**What you should do:**
Using the records below, give the number of lines where the word "Калган" appears, with no further output.

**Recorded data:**

....

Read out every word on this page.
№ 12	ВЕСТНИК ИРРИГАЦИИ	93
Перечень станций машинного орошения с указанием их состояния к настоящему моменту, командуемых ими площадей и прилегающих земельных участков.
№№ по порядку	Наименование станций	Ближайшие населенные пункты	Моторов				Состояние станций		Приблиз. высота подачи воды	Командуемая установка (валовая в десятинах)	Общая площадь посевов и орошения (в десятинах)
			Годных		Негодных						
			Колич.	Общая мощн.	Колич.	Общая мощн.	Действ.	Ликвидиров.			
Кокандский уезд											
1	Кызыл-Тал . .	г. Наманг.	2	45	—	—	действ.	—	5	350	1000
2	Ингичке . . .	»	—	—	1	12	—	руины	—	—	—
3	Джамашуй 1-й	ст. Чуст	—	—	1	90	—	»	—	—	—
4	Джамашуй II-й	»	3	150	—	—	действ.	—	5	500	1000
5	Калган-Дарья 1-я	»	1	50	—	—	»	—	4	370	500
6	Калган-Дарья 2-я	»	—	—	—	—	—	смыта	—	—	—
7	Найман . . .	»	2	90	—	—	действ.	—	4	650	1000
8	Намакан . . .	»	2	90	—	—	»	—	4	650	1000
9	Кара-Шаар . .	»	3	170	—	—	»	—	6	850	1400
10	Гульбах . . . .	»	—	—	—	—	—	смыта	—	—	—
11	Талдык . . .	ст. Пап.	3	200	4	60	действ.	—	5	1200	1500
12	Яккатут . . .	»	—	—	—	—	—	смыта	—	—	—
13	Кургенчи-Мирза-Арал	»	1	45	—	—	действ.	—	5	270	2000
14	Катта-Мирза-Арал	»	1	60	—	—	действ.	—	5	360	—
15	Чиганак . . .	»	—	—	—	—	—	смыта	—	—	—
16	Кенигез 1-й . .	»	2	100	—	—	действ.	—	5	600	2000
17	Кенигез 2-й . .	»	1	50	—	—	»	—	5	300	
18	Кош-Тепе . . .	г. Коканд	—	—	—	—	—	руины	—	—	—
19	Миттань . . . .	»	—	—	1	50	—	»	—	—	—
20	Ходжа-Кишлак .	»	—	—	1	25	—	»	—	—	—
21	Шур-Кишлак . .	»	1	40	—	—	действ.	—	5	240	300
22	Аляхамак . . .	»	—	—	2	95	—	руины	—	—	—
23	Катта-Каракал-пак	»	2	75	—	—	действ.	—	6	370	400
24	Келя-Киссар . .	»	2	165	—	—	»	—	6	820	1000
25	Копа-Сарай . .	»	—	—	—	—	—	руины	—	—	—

....

**Solution to this exercise:**
2